== 本文
★★★★☆
あらすじ
乗り合わせた列車内で殺人事件に遭遇した名探偵エルキュール・ポアロ。
感想
ケネス・ブラナー演じる主人公ポワロの髭が惚れ惚れするほど立派だった。昔は皆こんな風に髭を伸ばしていたのに、なんでいつの間にか誰もしなくなってしまったのだろう。背広の時に帽子をかぶるスタイルというのも見ることが無くなった。同じように今は普通の身だしなみだが、100年後には誰もしなくなっているものがやっぱりあったりするのだろうか。ネクタイがそうかなと思ったが、案外スーツ自体を誰も着なくなっていたりするのかもしれない。
そして、ベルギー人のポワロが話す英語はかなり訛りが強い。このケネス・ブラナーの演技は、ネイティブの人からするとクサく感じそうな気がするがどうなのだろうか。でもこの主人公の強い訛りの喋り方や無駄に立派な髭は、きっと容疑者を油断させるための作戦のひとつなのだろうなという気がする。
割と豪華な出演陣の中では、ジョニー・デップの相変わらずの存在感が印象的だった。出番は多くないし、特に何をするわけでもないのだが、ちょっとした仕草だけで人を惹きつけてしまう。見過ごせない引っ掛かりを必ず残す。その他の出演者たちもそれぞれに見せ場があって、こういう容疑者がたくさん生まれる密室の推理物は、役者にとって演じがいのあるジャンルの作品と言えそうだ。
終盤の謎解き場面での、画面いっぱいに容疑者たちが横一列に並んで座るシーンは、まるでレオナルド・ダヴィンチの「最後の晩餐」のようだった。壮観な映像で、これからクライマックスが始まるぞというワクワク感があって良かった。
====
== データ
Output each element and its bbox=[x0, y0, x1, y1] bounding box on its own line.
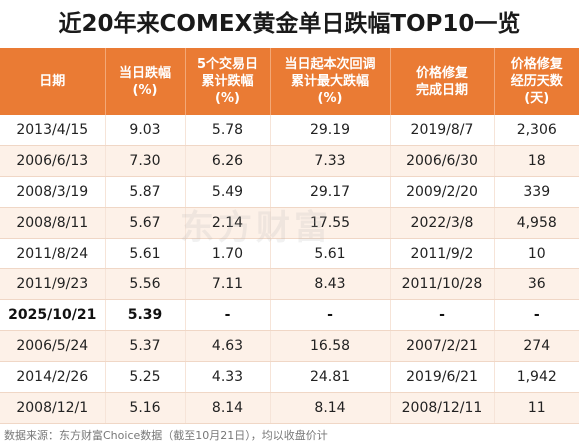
cell-daily-drop: 5.39 bbox=[105, 299, 186, 332]
table-row: 2006/5/24 5.37 4.63 16.58 2007/2/21 274 bbox=[0, 330, 579, 363]
header-line: (天) bbox=[524, 91, 550, 106]
cell-recovery-date: 2011/9/2 bbox=[390, 238, 495, 270]
cell-5day-drop: 1.70 bbox=[185, 238, 271, 270]
table-row: 2008/3/19 5.87 5.49 29.17 2009/2/20 339 bbox=[0, 176, 579, 208]
header-line: 累计最大跌幅 bbox=[290, 74, 369, 89]
header-line: 价格修复 bbox=[415, 65, 468, 81]
header-line: 价格修复 bbox=[510, 57, 563, 72]
cell-max-drawdown: 24.81 bbox=[270, 361, 391, 394]
cell-max-drawdown: 8.14 bbox=[270, 392, 391, 424]
cell-max-drawdown: 29.19 bbox=[270, 115, 391, 146]
cell-5day-drop: 8.14 bbox=[185, 392, 271, 424]
source-note: 数据来源：东方财富Choice数据（截至10月21日），均以收盘价计 bbox=[4, 429, 328, 442]
table-header: 日期 当日跌幅 (%) 5个交易日 累计跌幅 (%) 当日起本次回调 累计最大跌幅 (%) 价格修… bbox=[0, 48, 579, 115]
header-line: 当日起本次回调 bbox=[284, 57, 376, 72]
cell-daily-drop: 5.56 bbox=[105, 268, 186, 301]
cell-max-drawdown: - bbox=[270, 299, 391, 332]
header-date: 日期 bbox=[0, 48, 106, 115]
cell-recovery-date: 2022/3/8 bbox=[390, 207, 495, 239]
cell-daily-drop: 5.37 bbox=[105, 330, 186, 363]
header-5day-drop: 5个交易日累计跌幅 (%) bbox=[185, 48, 271, 115]
gold-drop-table: 日期 当日跌幅 (%) 5个交易日 累计跌幅 (%) 当日起本次回调 累计最大跌幅 (%) 价格修… bbox=[0, 48, 579, 424]
table-row: 2008/12/1 5.16 8.14 8.14 2008/12/11 11 bbox=[0, 392, 579, 424]
page-title: 近20年来COMEX黄金单日跌幅TOP10一览 bbox=[58, 11, 521, 37]
header-line: 完成日期 bbox=[415, 82, 468, 98]
cell-recovery-date: 2006/6/30 bbox=[390, 145, 495, 177]
cell-recovery-date: 2009/2/20 bbox=[390, 176, 495, 208]
cell-recovery-days: 36 bbox=[494, 268, 579, 301]
cell-recovery-date: - bbox=[390, 299, 495, 332]
cell-date: 2013/4/15 bbox=[0, 115, 106, 146]
header-line: 经历天数 bbox=[510, 74, 563, 89]
cell-daily-drop: 5.25 bbox=[105, 361, 186, 394]
cell-date: 2025/10/21 bbox=[0, 299, 106, 332]
cell-5day-drop: 4.33 bbox=[185, 361, 271, 394]
table-row: 2011/8/24 5.61 1.70 5.61 2011/9/2 10 bbox=[0, 238, 579, 270]
header-line: (%) bbox=[317, 91, 343, 106]
cell-recovery-days: - bbox=[494, 299, 579, 332]
cell-daily-drop: 7.30 bbox=[105, 145, 186, 177]
cell-daily-drop: 5.61 bbox=[105, 238, 186, 270]
header-line: 日期 bbox=[39, 74, 66, 89]
cell-recovery-days: 274 bbox=[494, 330, 579, 363]
cell-recovery-date: 2008/12/11 bbox=[390, 392, 495, 424]
cell-daily-drop: 9.03 bbox=[105, 115, 186, 146]
cell-5day-drop: 4.63 bbox=[185, 330, 271, 363]
cell-recovery-date: 2007/2/21 bbox=[390, 330, 495, 363]
cell-max-drawdown: 8.43 bbox=[270, 268, 391, 301]
cell-date: 2008/8/11 bbox=[0, 207, 106, 239]
header-recovery-days: 价格修复经历天数 (天) bbox=[494, 48, 579, 115]
cell-date: 2014/2/26 bbox=[0, 361, 106, 394]
cell-date: 2006/6/13 bbox=[0, 145, 106, 177]
table-body: 2013/4/15 9.03 5.78 29.19 2019/8/7 2,306 2006/… bbox=[0, 115, 579, 424]
cell-recovery-days: 10 bbox=[494, 238, 579, 270]
cell-date: 2011/8/24 bbox=[0, 238, 106, 270]
cell-5day-drop: 2.14 bbox=[185, 207, 271, 239]
cell-max-drawdown: 29.17 bbox=[270, 176, 391, 208]
cell-recovery-days: 1,942 bbox=[494, 361, 579, 394]
cell-max-drawdown: 7.33 bbox=[270, 145, 391, 177]
header-recovery-date: 价格修复 完成日期 bbox=[390, 48, 495, 115]
header-line: (%) bbox=[215, 91, 240, 106]
table-row: 2013/4/15 9.03 5.78 29.19 2019/8/7 2,306 bbox=[0, 115, 579, 146]
header-row: 日期 当日跌幅 (%) 5个交易日 累计跌幅 (%) 当日起本次回调 累计最大跌幅 (%) 价格修… bbox=[0, 48, 579, 115]
cell-5day-drop: 5.78 bbox=[185, 115, 271, 146]
header-max-drawdown: 当日起本次回调 累计最大跌幅 (%) bbox=[270, 48, 391, 115]
cell-max-drawdown: 5.61 bbox=[270, 238, 391, 270]
cell-5day-drop: - bbox=[185, 299, 271, 332]
cell-recovery-days: 11 bbox=[494, 392, 579, 424]
cell-5day-drop: 6.26 bbox=[185, 145, 271, 177]
header-line: 5个交易日 bbox=[196, 57, 259, 72]
cell-recovery-days: 2,306 bbox=[494, 115, 579, 146]
cell-recovery-days: 4,958 bbox=[494, 207, 579, 239]
table-row: 2025/10/21 5.39- - - - bbox=[0, 299, 579, 332]
table-row: 2006/6/13 7.30 6.26 7.33 2006/6/30 18 bbox=[0, 145, 579, 177]
cell-5day-drop: 7.11 bbox=[185, 268, 271, 301]
table-row: 2014/2/26 5.25 4.33 24.81 2019/6/21 1,942 bbox=[0, 361, 579, 394]
cell-date: 2006/5/24 bbox=[0, 330, 106, 363]
cell-recovery-date: 2011/10/28 bbox=[390, 268, 495, 301]
cell-5day-drop: 5.49 bbox=[185, 176, 271, 208]
cell-daily-drop: 5.67 bbox=[105, 207, 186, 239]
header-daily-drop: 当日跌幅 (%) bbox=[105, 48, 186, 115]
header-line: (%) bbox=[132, 82, 158, 98]
cell-recovery-days: 339 bbox=[494, 176, 579, 208]
cell-recovery-date: 2019/6/21 bbox=[390, 361, 495, 394]
header-line: 累计跌幅 bbox=[201, 74, 254, 89]
cell-date: 2008/12/1 bbox=[0, 392, 106, 424]
cell-recovery-date: 2019/8/7 bbox=[390, 115, 495, 146]
header-line: 当日跌幅 bbox=[118, 65, 171, 81]
cell-date: 2008/3/19 bbox=[0, 176, 106, 208]
cell-date: 2011/9/23 bbox=[0, 268, 106, 301]
cell-max-drawdown: 17.55 bbox=[270, 207, 391, 239]
table-row: 2011/9/23 5.56 7.11 8.43 2011/10/28 36 bbox=[0, 268, 579, 301]
cell-max-drawdown: 16.58 bbox=[270, 330, 391, 363]
cell-recovery-days: 18 bbox=[494, 145, 579, 177]
cell-daily-drop: 5.16 bbox=[105, 392, 186, 424]
table-row: 2008/8/11 5.67 2.14 17.55 2022/3/8 4,958 bbox=[0, 207, 579, 239]
cell-daily-drop: 5.87 bbox=[105, 176, 186, 208]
====
■ 課題 1 ■
本文では、終盤の謎解き場面で容疑者たちが横一列に並んで座るシーンが良かったとされている。その理由を一〜三文で説明せよ。
■ 課題 2 ■
リストのうち、「cell-daily-drop: 5.39 bbox=[105, 299, 186, 332]」を含む行から「header-line: 价格修复 bbox=[510, 57, 563, 72]」を含む行までを、両端の行も含めて一字も変えずに書き出せ。
このリストは本文とは関係がない。

■ 正解 1 ■
壮観な映像であり、これからクライマックスが始まるぞというワクワク感があったからである。

■ 正解 2 ■
cell-daily-drop: 5.39 bbox=[105, 299, 186, 332]
table-row: 2006/5/24 5.37 4.63 16.58 2007/2/21 274 bbox=[0, 330, 579, 363]
header-line: (天) bbox=[524, 91, 550, 106]
cell-recovery-date: 2011/9/2 bbox=[390, 238, 495, 270]
cell-5day-drop: 1.70 bbox=[185, 238, 271, 270]
table-row: 2008/3/19 5.87 5.49 29.17 2009/2/20 339 bbox=[0, 176, 579, 208]
header-line: 累计最大跌幅 bbox=[290, 74, 369, 89]
header-line: 价格修复 bbox=[415, 65, 468, 81]
header-line: 价格修复 bbox=[510, 57, 563, 72]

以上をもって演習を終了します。